[BEGIN Record list]

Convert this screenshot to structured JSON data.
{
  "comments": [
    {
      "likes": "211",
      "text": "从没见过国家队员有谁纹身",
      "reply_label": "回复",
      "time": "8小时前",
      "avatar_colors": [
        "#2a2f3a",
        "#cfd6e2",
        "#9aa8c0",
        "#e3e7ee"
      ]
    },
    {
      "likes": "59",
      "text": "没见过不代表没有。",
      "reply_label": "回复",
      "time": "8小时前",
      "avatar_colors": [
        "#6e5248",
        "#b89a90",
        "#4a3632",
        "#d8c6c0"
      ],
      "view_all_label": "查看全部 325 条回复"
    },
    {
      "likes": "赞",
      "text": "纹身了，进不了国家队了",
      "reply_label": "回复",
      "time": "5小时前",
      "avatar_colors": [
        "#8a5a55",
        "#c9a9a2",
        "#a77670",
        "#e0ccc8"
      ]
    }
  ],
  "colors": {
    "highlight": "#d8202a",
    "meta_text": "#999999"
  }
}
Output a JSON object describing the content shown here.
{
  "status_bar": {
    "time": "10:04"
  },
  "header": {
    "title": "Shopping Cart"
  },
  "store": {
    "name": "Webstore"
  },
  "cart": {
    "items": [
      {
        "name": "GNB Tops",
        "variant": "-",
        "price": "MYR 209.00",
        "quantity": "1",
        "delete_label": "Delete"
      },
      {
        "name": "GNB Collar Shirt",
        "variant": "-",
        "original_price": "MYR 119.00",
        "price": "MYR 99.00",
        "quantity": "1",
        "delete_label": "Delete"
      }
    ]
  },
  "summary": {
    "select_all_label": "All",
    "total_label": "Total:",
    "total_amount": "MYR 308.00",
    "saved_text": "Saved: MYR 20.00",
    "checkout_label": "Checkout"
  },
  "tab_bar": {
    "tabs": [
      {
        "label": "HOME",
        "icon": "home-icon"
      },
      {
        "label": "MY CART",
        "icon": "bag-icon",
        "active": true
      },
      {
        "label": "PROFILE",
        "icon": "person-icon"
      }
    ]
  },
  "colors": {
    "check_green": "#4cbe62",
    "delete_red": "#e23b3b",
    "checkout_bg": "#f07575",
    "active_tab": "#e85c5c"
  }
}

[END Record list]

Exercise objective
Copy out all of the data exactly, leaving nothing out.

Exercise response
Convert this screenshot to structured JSON data.
{
  "comments": [
    {
      "likes": "211",
      "text": "从没见过国家队员有谁纹身",
      "reply_label": "回复",
      "time": "8小时前",
      "avatar_colors": [
        "#2a2f3a",
        "#cfd6e2",
        "#9aa8c0",
        "#e3e7ee"
      ]
    },
    {
      "likes": "59",
      "text": "没见过不代表没有。",
      "reply_label": "回复",
      "time": "8小时前",
      "avatar_colors": [
        "#6e5248",
        "#b89a90",
        "#4a3632",
        "#d8c6c0"
      ],
      "view_all_label": "查看全部 325 条回复"
    },
    {
      "likes": "赞",
      "text": "纹身了，进不了国家队了",
      "reply_label": "回复",
      "time": "5小时前",
      "avatar_colors": [
        "#8a5a55",
        "#c9a9a2",
        "#a77670",
        "#e0ccc8"
      ]
    }
  ],
  "colors": {
    "highlight": "#d8202a",
    "meta_text": "#999999"
  }
}
Output a JSON object describing the content shown here.
{
  "status_bar": {
    "time": "10:04"
  },
  "header": {
    "title": "Shopping Cart"
  },
  "store": {
    "name": "Webstore"
  },
  "cart": {
    "items": [
      {
        "name": "GNB Tops",
        "variant": "-",
        "price": "MYR 209.00",
        "quantity": "1",
        "delete_label": "Delete"
      },
      {
        "name": "GNB Collar Shirt",
        "variant": "-",
        "original_price": "MYR 119.00",
        "price": "MYR 99.00",
        "quantity": "1",
        "delete_label": "Delete"
      }
    ]
  },
  "summary": {
    "select_all_label": "All",
    "total_label": "Total:",
    "total_amount": "MYR 308.00",
    "saved_text": "Saved: MYR 20.00",
    "checkout_label": "Checkout"
  },
  "tab_bar": {
    "tabs": [
      {
        "label": "HOME",
        "icon": "home-icon"
      },
      {
        "label": "MY CART",
        "icon": "bag-icon",
        "active": true
      },
      {
        "label": "PROFILE",
        "icon": "person-icon"
      }
    ]
  },
  "colors": {
    "check_green": "#4cbe62",
    "delete_red": "#e23b3b",
    "checkout_bg": "#f07575",
    "active_tab": "#e85c5c"
  }
}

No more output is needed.